> [EXERCISE MATERIALS]
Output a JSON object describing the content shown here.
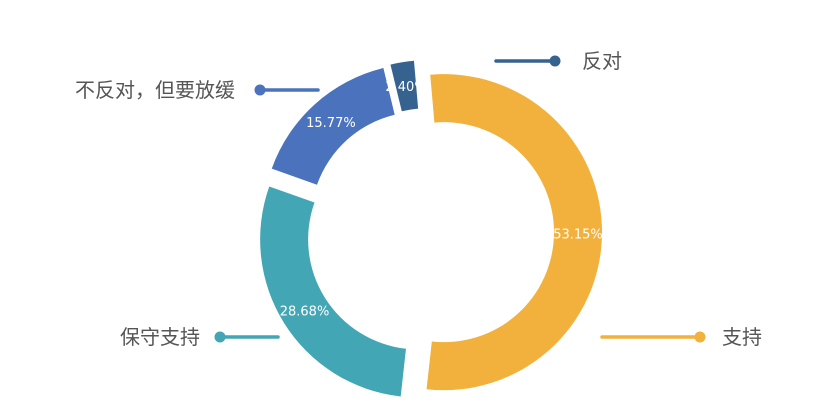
{
  "chart_data": {
    "type": "pie",
    "variant": "donut",
    "title": "",
    "unit": "%",
    "slices": [
      {
        "label": "支持",
        "value": 53.15,
        "value_label": "53.15%",
        "color": "#F2B13C"
      },
      {
        "label": "保守支持",
        "value": 28.68,
        "value_label": "28.68%",
        "color": "#42A6B5"
      },
      {
        "label": "不反对，但要放缓",
        "value": 15.77,
        "value_label": "15.77%",
        "color": "#4A72BD"
      },
      {
        "label": "反对",
        "value": 2.4,
        "value_label": "2.40%",
        "color": "#36628F"
      }
    ]
  }
}
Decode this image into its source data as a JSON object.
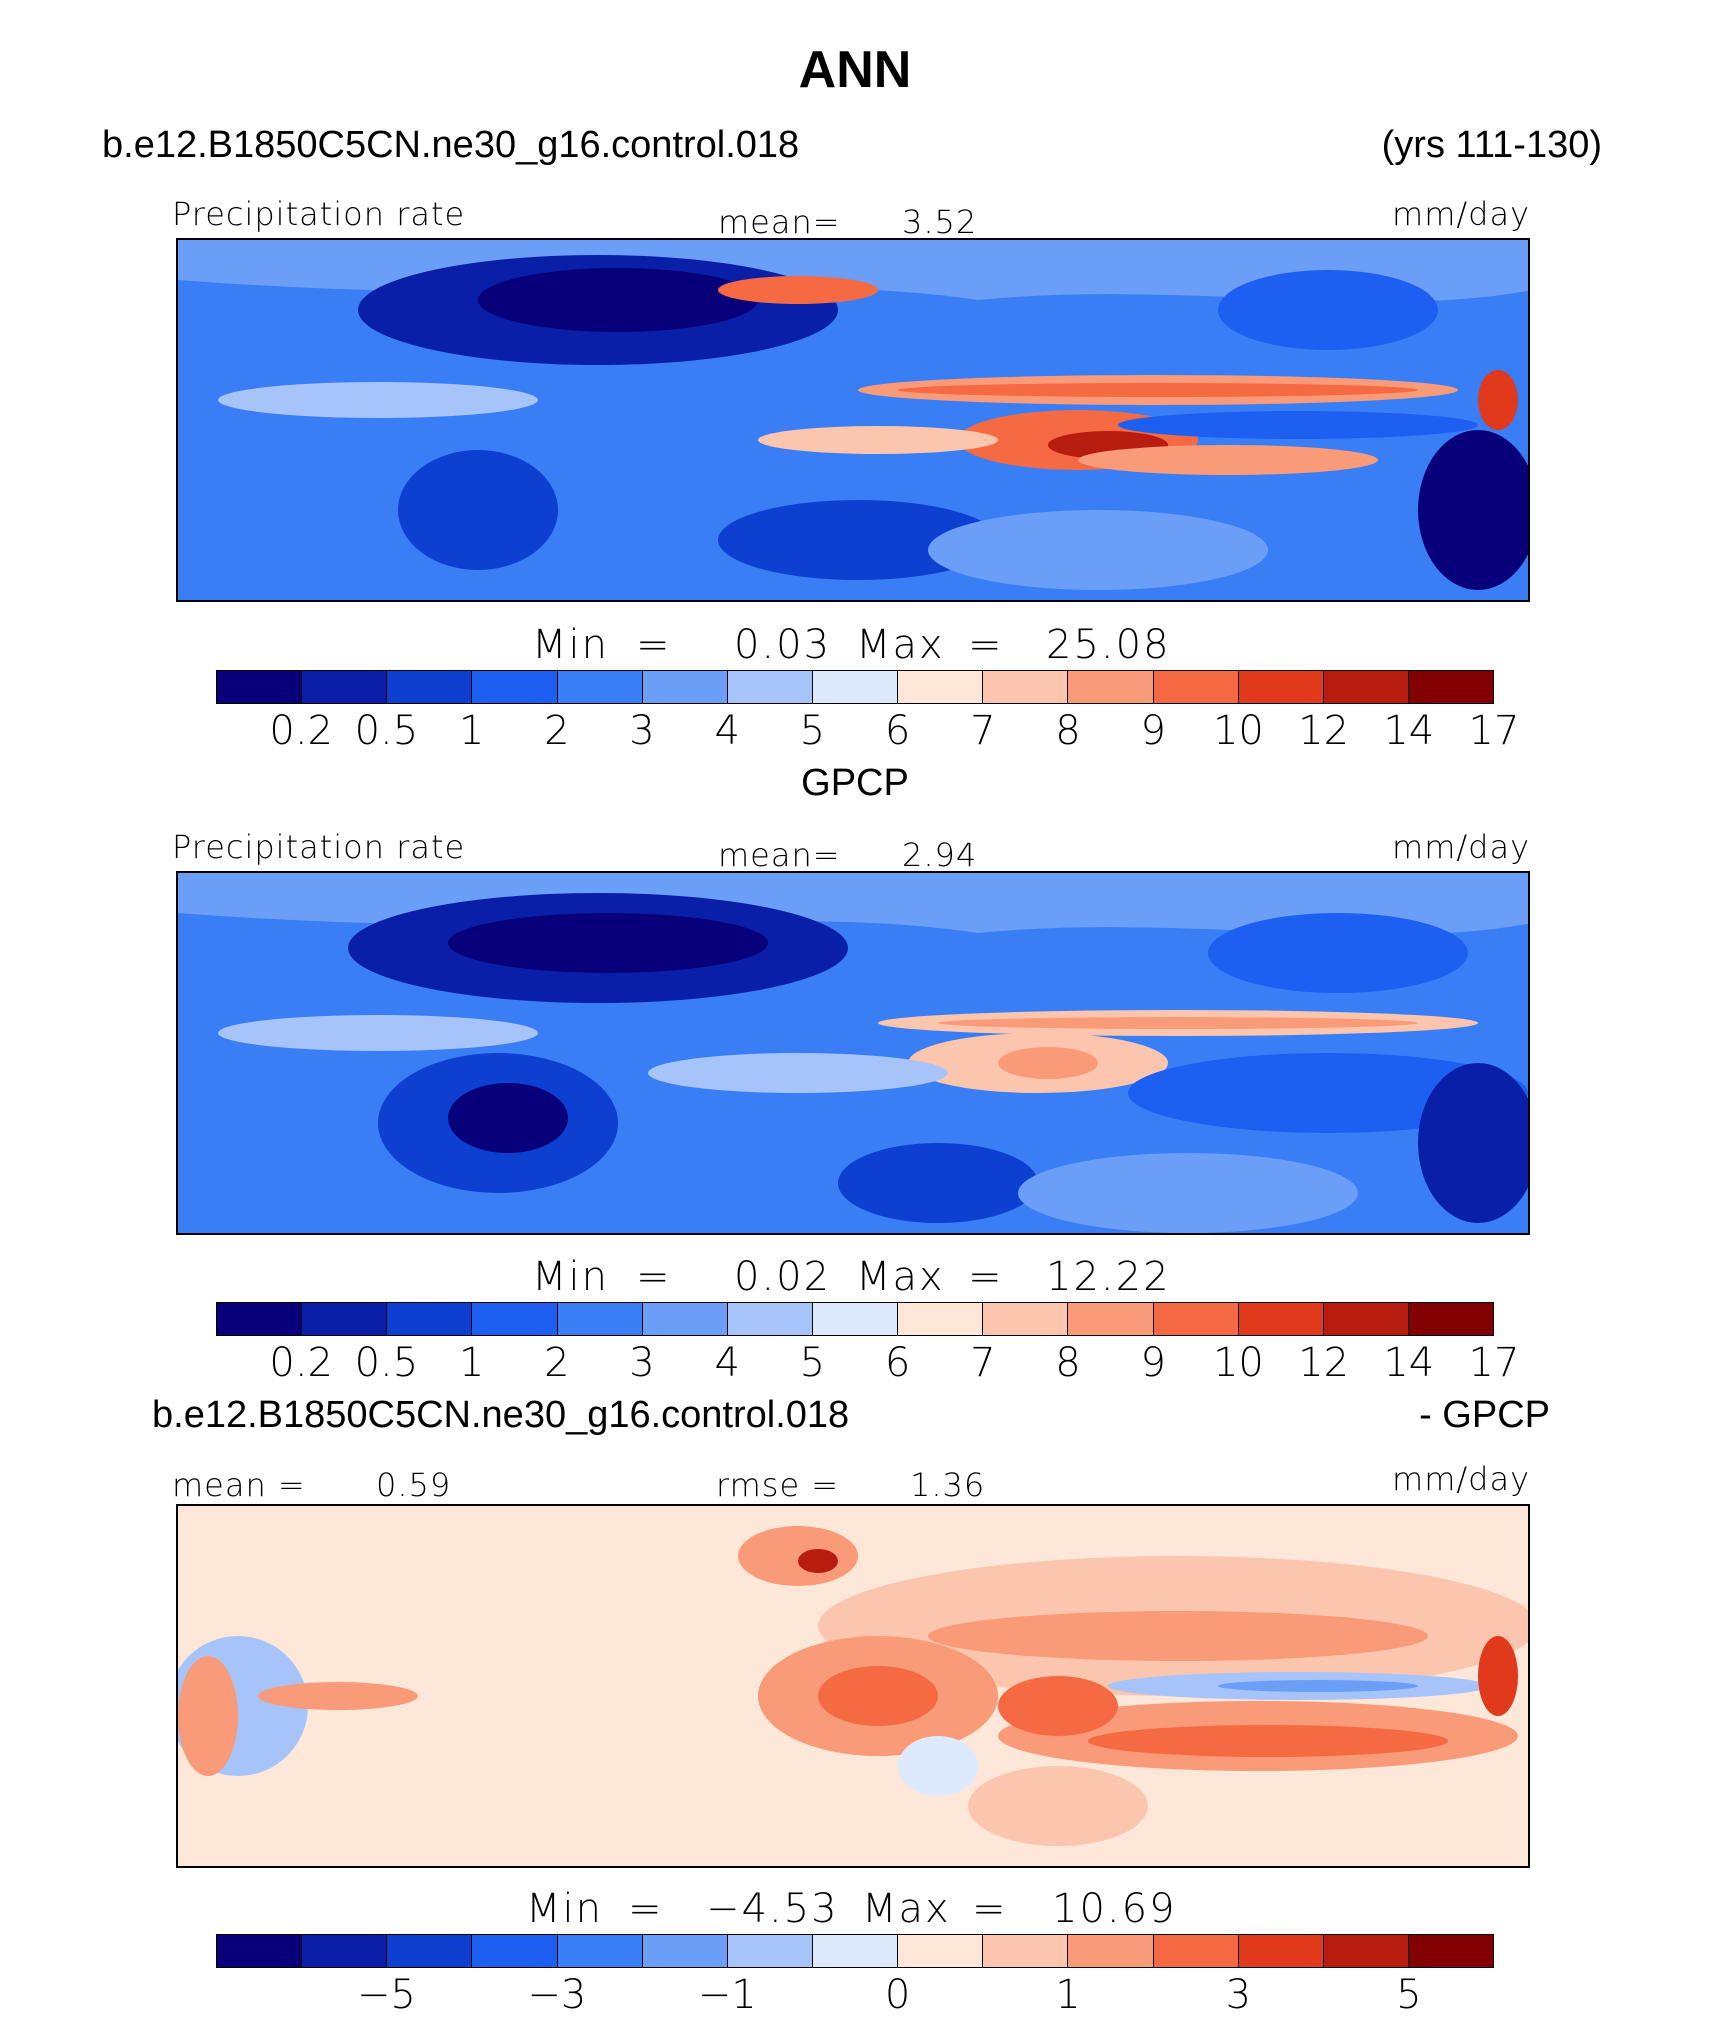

> [WHAT YOU WILL DO] Quote the full listing above word for word; exclude every picture from the copy.

> [FINAL RESULT]
Output a JSON object describing the content shown here.
{
  "chart_data": {
    "type": "pie",
    "variant": "donut",
    "title": "",
    "unit": "%",
    "slices": [
      {
        "label": "支持",
        "value": 53.15,
        "value_label": "53.15%",
        "color": "#F2B13C"
      },
      {
        "label": "保守支持",
        "value": 28.68,
        "value_label": "28.68%",
        "color": "#42A6B5"
      },
      {
        "label": "不反对，但要放缓",
        "value": 15.77,
        "value_label": "15.77%",
        "color": "#4A72BD"
      },
      {
        "label": "反对",
        "value": 2.4,
        "value_label": "2.40%",
        "color": "#36628F"
      }
    ]
  }
}
Decode this image into its source data as a JSON object.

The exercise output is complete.